• **TASK STATEMENT**: Go through the material below and copy all lines with "this".

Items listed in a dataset
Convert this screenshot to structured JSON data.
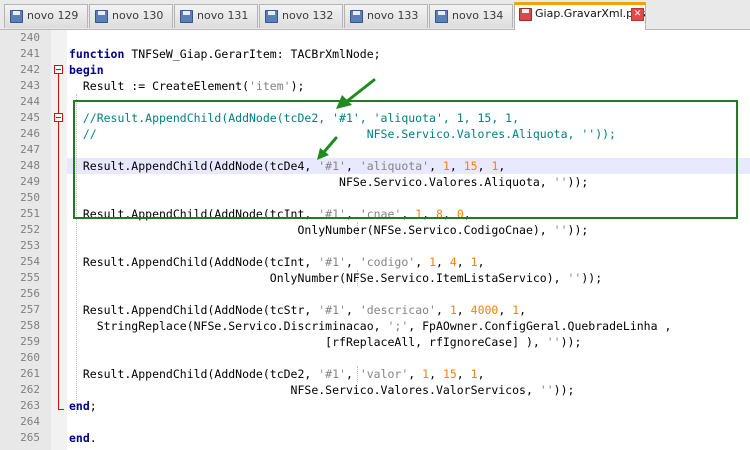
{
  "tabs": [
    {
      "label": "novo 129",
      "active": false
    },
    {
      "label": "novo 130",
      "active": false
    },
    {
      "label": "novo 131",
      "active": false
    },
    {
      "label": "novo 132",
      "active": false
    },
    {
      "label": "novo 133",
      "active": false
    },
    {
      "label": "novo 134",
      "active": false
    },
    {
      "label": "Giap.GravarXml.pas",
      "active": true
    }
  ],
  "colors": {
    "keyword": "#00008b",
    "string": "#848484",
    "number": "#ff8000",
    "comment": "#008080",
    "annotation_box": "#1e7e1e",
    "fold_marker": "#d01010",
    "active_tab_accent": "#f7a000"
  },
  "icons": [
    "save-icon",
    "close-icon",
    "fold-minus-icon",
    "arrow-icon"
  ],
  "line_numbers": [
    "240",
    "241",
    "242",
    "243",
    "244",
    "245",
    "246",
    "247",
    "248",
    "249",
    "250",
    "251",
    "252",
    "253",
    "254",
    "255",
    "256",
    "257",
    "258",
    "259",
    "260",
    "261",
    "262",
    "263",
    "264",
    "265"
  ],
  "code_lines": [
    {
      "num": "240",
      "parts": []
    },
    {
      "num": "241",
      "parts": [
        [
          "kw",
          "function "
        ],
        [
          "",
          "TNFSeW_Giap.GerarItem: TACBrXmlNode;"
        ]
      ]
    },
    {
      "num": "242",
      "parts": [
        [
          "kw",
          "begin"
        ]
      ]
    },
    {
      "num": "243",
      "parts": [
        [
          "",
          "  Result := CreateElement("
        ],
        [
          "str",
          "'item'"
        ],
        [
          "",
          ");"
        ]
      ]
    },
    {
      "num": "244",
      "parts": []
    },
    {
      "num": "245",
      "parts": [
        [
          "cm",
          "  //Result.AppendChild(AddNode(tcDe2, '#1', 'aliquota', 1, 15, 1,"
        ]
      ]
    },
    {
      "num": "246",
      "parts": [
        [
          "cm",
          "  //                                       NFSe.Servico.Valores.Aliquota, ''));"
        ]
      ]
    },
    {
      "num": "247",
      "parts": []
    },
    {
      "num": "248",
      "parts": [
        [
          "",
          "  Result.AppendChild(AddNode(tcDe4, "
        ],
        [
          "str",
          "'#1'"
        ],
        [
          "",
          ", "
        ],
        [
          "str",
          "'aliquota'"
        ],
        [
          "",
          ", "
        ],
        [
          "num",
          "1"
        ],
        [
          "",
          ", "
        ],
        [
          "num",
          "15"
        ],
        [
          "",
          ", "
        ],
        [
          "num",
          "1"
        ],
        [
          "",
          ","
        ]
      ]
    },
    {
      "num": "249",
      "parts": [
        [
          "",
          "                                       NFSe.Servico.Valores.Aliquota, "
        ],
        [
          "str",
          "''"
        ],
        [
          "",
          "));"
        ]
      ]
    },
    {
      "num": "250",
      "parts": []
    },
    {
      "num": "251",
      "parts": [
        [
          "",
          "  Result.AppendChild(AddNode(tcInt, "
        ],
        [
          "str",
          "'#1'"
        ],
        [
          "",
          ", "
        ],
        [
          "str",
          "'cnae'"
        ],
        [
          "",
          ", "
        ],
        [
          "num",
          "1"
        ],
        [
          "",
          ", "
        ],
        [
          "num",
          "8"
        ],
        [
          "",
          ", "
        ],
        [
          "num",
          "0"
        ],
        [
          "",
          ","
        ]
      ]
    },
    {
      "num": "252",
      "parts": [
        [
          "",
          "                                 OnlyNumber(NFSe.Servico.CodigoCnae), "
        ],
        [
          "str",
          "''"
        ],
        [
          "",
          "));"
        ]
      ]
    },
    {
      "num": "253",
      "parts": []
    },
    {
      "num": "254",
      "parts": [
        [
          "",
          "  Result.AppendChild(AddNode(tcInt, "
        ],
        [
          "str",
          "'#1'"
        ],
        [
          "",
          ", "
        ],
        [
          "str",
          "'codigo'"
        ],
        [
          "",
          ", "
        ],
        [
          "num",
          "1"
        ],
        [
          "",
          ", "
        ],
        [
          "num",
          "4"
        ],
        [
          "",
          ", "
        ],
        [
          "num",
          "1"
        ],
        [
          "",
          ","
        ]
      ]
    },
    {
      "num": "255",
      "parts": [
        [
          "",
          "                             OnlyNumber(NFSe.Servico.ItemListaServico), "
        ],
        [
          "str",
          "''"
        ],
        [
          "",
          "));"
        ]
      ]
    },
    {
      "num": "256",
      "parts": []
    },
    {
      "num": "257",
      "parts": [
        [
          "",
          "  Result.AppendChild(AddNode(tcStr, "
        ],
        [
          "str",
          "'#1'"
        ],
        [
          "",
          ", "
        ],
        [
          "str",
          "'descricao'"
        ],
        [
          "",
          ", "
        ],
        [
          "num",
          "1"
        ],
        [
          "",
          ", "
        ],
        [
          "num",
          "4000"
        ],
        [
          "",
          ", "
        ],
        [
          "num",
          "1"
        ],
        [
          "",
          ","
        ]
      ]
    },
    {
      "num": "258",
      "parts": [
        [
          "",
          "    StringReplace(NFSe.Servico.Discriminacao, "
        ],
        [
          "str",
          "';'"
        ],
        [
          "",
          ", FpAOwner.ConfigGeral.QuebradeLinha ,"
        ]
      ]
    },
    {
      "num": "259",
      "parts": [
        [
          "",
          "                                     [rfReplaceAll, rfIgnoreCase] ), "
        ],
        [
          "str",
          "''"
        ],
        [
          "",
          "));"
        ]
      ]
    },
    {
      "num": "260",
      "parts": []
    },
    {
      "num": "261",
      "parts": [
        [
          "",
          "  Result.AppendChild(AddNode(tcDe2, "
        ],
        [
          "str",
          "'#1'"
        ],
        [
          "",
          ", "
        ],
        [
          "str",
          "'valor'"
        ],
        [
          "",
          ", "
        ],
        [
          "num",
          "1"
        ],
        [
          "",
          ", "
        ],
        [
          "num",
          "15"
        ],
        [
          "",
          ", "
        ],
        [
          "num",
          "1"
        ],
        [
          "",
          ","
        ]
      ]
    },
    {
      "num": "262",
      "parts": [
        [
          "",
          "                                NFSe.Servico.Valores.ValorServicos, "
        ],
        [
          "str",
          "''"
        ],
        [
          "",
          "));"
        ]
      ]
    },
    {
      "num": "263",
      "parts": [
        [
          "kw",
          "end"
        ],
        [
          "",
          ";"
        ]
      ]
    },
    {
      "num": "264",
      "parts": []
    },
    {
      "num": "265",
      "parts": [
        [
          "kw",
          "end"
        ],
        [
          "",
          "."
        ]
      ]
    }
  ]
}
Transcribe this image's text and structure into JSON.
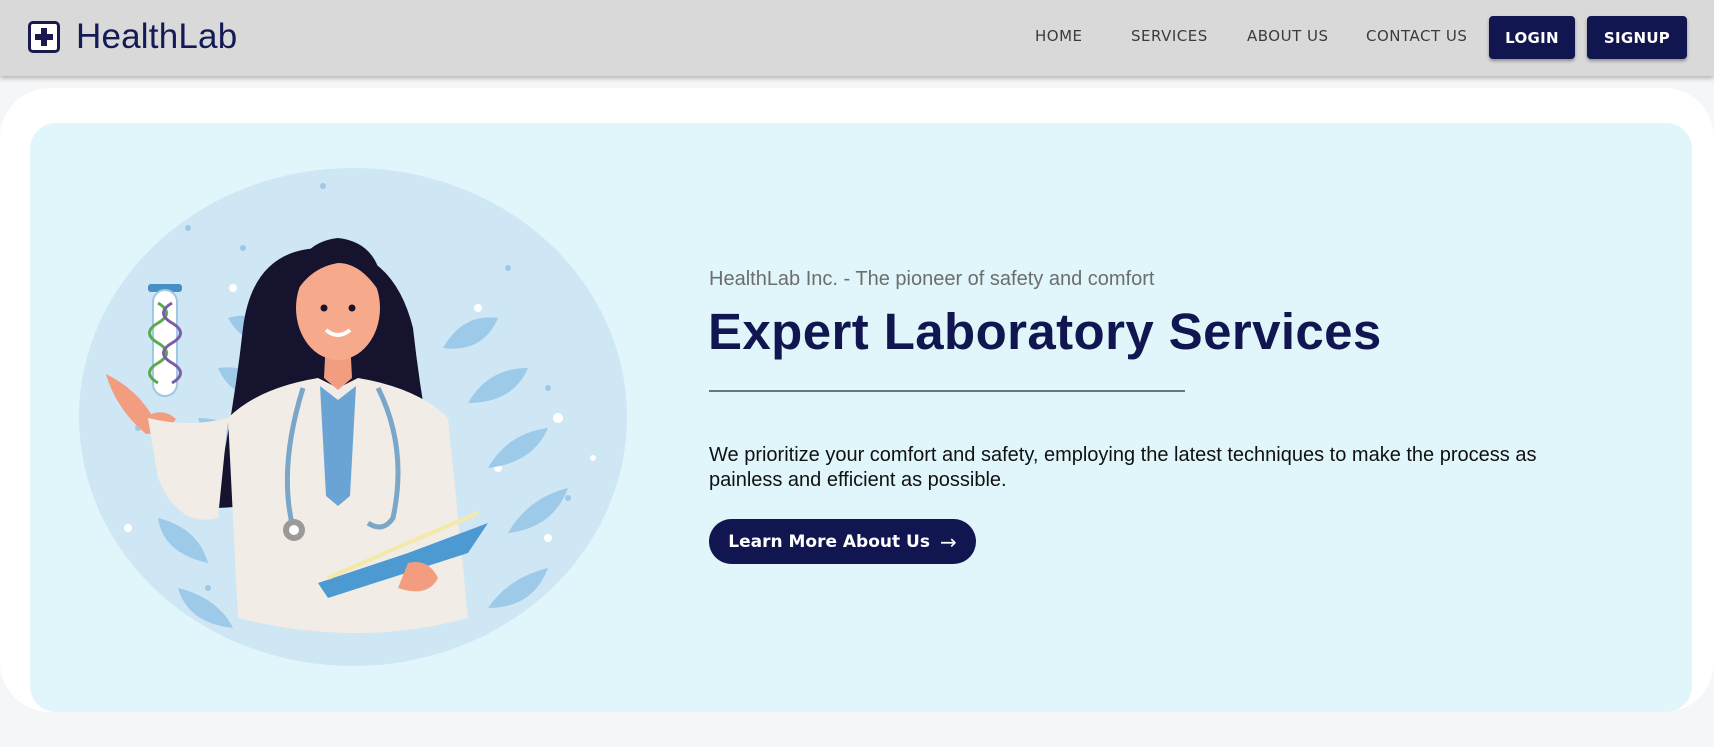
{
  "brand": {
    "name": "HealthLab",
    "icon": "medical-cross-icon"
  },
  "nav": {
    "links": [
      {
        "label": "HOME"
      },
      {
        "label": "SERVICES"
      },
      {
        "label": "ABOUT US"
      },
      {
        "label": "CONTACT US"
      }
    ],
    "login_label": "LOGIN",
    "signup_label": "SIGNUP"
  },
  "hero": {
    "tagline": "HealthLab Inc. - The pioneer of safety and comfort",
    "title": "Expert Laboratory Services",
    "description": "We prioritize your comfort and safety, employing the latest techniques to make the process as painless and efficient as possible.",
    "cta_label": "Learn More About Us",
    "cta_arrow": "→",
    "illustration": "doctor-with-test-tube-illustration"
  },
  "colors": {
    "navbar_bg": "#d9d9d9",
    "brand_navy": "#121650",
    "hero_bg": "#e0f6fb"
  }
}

• **THE ANSWER**:
Convert this screenshot to structured JSON data.
Transcribe this image's text and structure into JSON.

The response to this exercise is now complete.